■ **The request**
Please write the listing below out again exactly, leaving every picture behind.
_ _ _ _ _ _ _
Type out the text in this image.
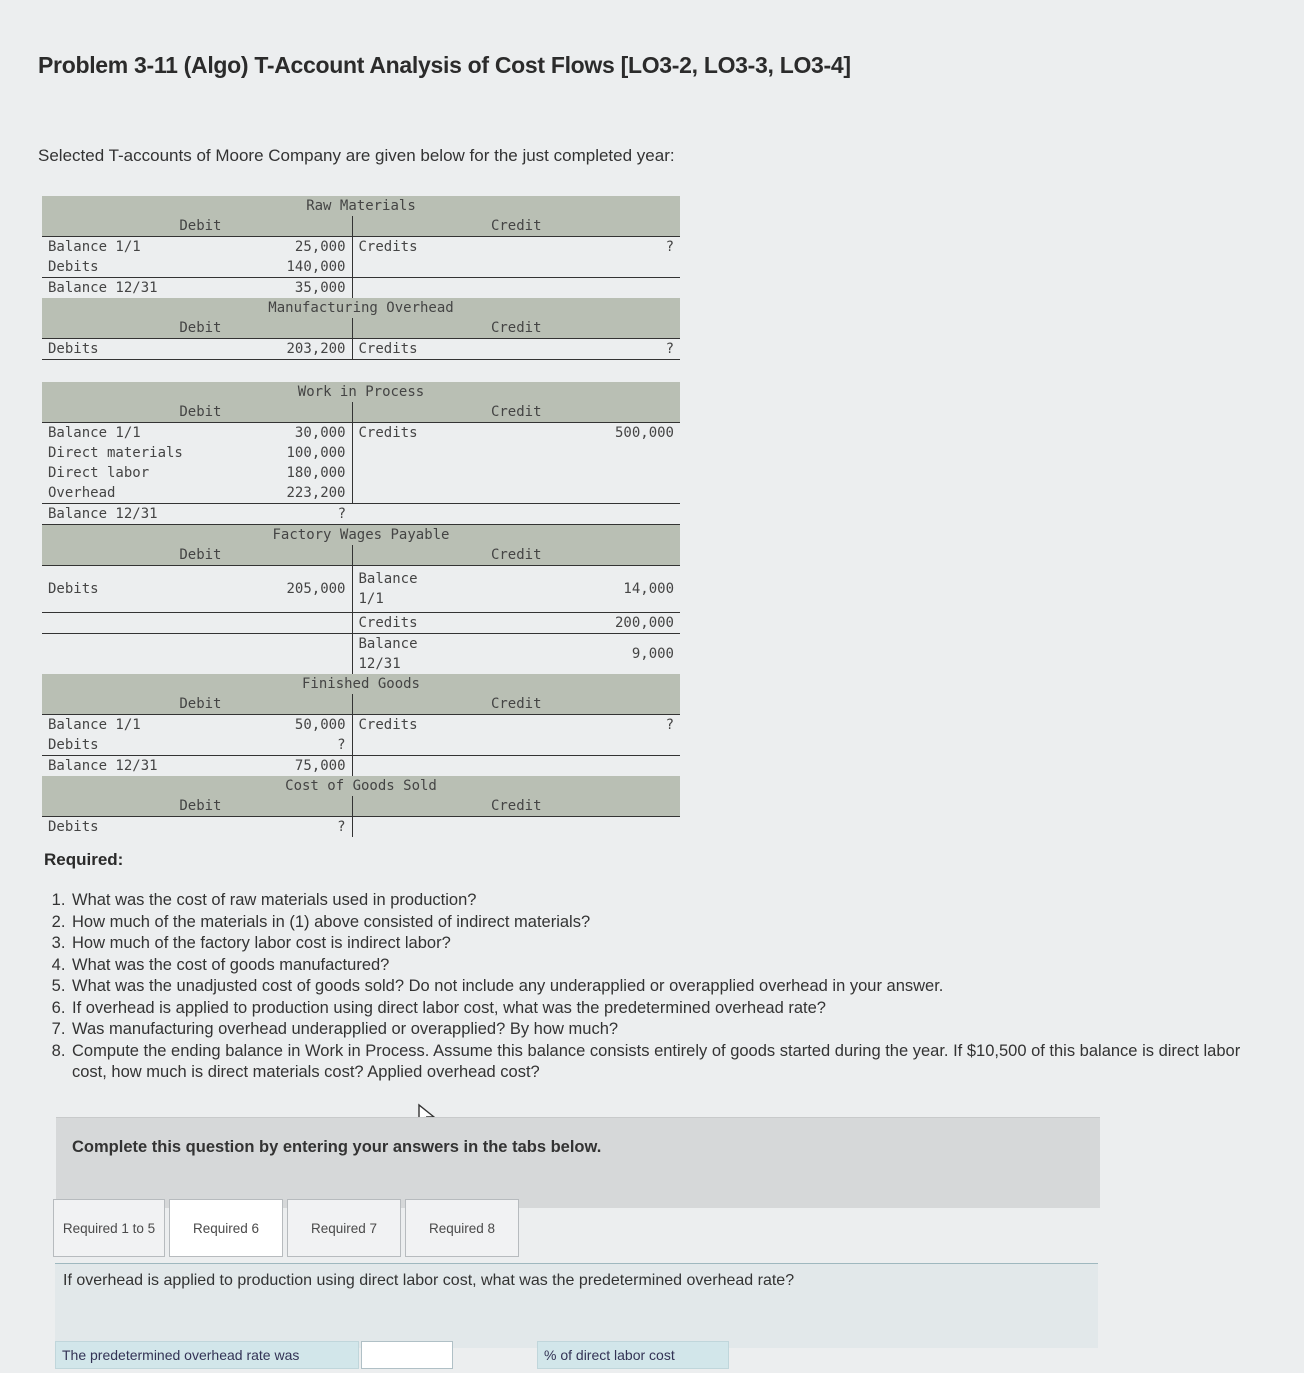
Problem 3-11 (Algo) T-Account Analysis of Cost Flows [LO3-2, LO3-3, LO3-4]
Selected T-accounts of Moore Company are given below for the just completed year:
Raw Materials			
Debit		Credit	
Balance 1/1	25,000	Credits	?
Debits	140,000		
Balance 12/31	35,000		
Manufacturing Overhead			
Debit		Credit	
Debits	203,200	Credits	?

Work in Process			
Debit		Credit	
Balance 1/1	30,000	Credits	500,000
Direct materials	100,000		
Direct labor	180,000		
Overhead	223,200		
Balance 12/31	?		
Factory Wages Payable			
Debit		Credit	
Debits	205,000	Balance 1/1	14,000
		Credits	200,000
		Balance 12/31	9,000
Finished Goods			
Debit		Credit	
Balance 1/1	50,000	Credits	?
Debits	?		
Balance 12/31	75,000		
Cost of Goods Sold			
Debit		Credit	
Debits	?		
Required:
1. What was the cost of raw materials used in production?
2. How much of the materials in (1) above consisted of indirect materials?
3. How much of the factory labor cost is indirect labor?
4. What was the cost of goods manufactured?
5. What was the unadjusted cost of goods sold? Do not include any underapplied or overapplied overhead in your answer.
6. If overhead is applied to production using direct labor cost, what was the predetermined overhead rate?
7. Was manufacturing overhead underapplied or overapplied? By how much?
8. Compute the ending balance in Work in Process. Assume this balance consists entirely of goods started during the year. If $10,500 of this balance is direct labor cost, how much is direct materials cost? Applied overhead cost?
Complete this question by entering your answers in the tabs below.
Required 1 to 5	Required 6	Required 7	Required 8
If overhead is applied to production using direct labor cost, what was the predetermined overhead rate?
The predetermined overhead rate was	% of direct labor cost
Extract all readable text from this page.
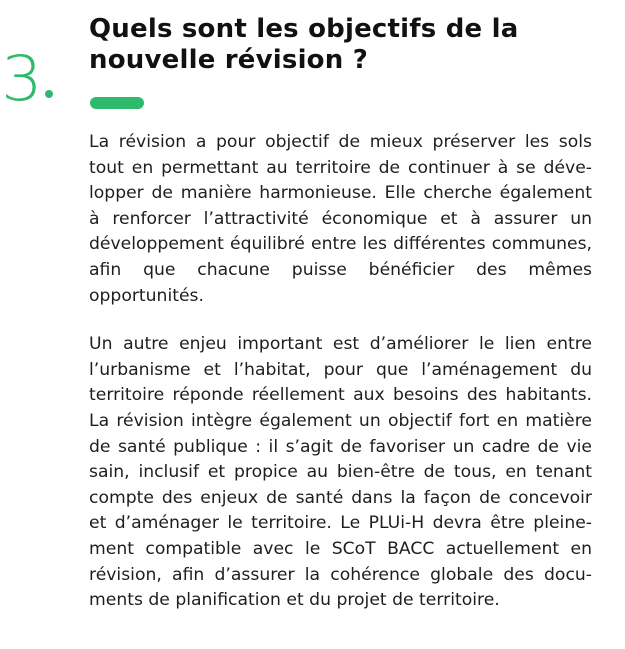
3
Quels sont les objectifs de la nouvelle révision ?

La révision a pour objectif de mieux préserver les sols tout en permettant au territoire de continuer à se développer de manière harmonieuse. Elle cherche également à renforcer l’attractivité économique et à assurer un développement équilibré entre les différentes communes, afin que chacune puisse bénéficier des mêmes opportunités.

Un autre enjeu important est d’améliorer le lien entre l’urbanisme et l’habitat, pour que l’aménagement du territoire réponde réellement aux besoins des habitants. La révision intègre également un objectif fort en matière de santé publique : il s’agit de favoriser un cadre de vie sain, inclusif et propice au bien-être de tous, en tenant compte des enjeux de santé dans la façon de concevoir et d’aménager le territoire. Le PLUi-H devra être pleinement compatible avec le SCoT BACC actuellement en révision, afin d’assurer la cohérence globale des documents de planification et du projet de territoire.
_ _ _ _ _ _ _
■ **Problem solution**
Type out the text in this image.
Problem 3-11 (Algo) T-Account Analysis of Cost Flows [LO3-2, LO3-3, LO3-4]
Selected T-accounts of Moore Company are given below for the just completed year:
Raw Materials			
Debit		Credit	
Balance 1/1	25,000	Credits	?
Debits	140,000		
Balance 12/31	35,000		
Manufacturing Overhead			
Debit		Credit	
Debits	203,200	Credits	?

Work in Process			
Debit		Credit	
Balance 1/1	30,000	Credits	500,000
Direct materials	100,000		
Direct labor	180,000		
Overhead	223,200		
Balance 12/31	?		
Factory Wages Payable			
Debit		Credit	
Debits	205,000	Balance 1/1	14,000
		Credits	200,000
		Balance 12/31	9,000
Finished Goods			
Debit		Credit	
Balance 1/1	50,000	Credits	?
Debits	?		
Balance 12/31	75,000		
Cost of Goods Sold			
Debit		Credit	
Debits	?		
Required:
1. What was the cost of raw materials used in production?
2. How much of the materials in (1) above consisted of indirect materials?
3. How much of the factory labor cost is indirect labor?
4. What was the cost of goods manufactured?
5. What was the unadjusted cost of goods sold? Do not include any underapplied or overapplied overhead in your answer.
6. If overhead is applied to production using direct labor cost, what was the predetermined overhead rate?
7. Was manufacturing overhead underapplied or overapplied? By how much?
8. Compute the ending balance in Work in Process. Assume this balance consists entirely of goods started during the year. If $10,500 of this balance is direct labor cost, how much is direct materials cost? Applied overhead cost?
Complete this question by entering your answers in the tabs below.
Required 1 to 5	Required 6	Required 7	Required 8
If overhead is applied to production using direct labor cost, what was the predetermined overhead rate?
The predetermined overhead rate was	% of direct labor cost
Extract all readable text from this page.
3
Quels sont les objectifs de la nouvelle révision ?

La révision a pour objectif de mieux préserver les sols tout en permettant au territoire de continuer à se développer de manière harmonieuse. Elle cherche également à renforcer l’attractivité économique et à assurer un développement équilibré entre les différentes communes, afin que chacune puisse bénéficier des mêmes opportunités.

Un autre enjeu important est d’améliorer le lien entre l’urbanisme et l’habitat, pour que l’aménagement du territoire réponde réellement aux besoins des habitants. La révision intègre également un objectif fort en matière de santé publique : il s’agit de favoriser un cadre de vie sain, inclusif et propice au bien-être de tous, en tenant compte des enjeux de santé dans la façon de concevoir et d’aménager le territoire. Le PLUi-H devra être pleinement compatible avec le SCoT BACC actuellement en révision, afin d’assurer la cohérence globale des documents de planification et du projet de territoire.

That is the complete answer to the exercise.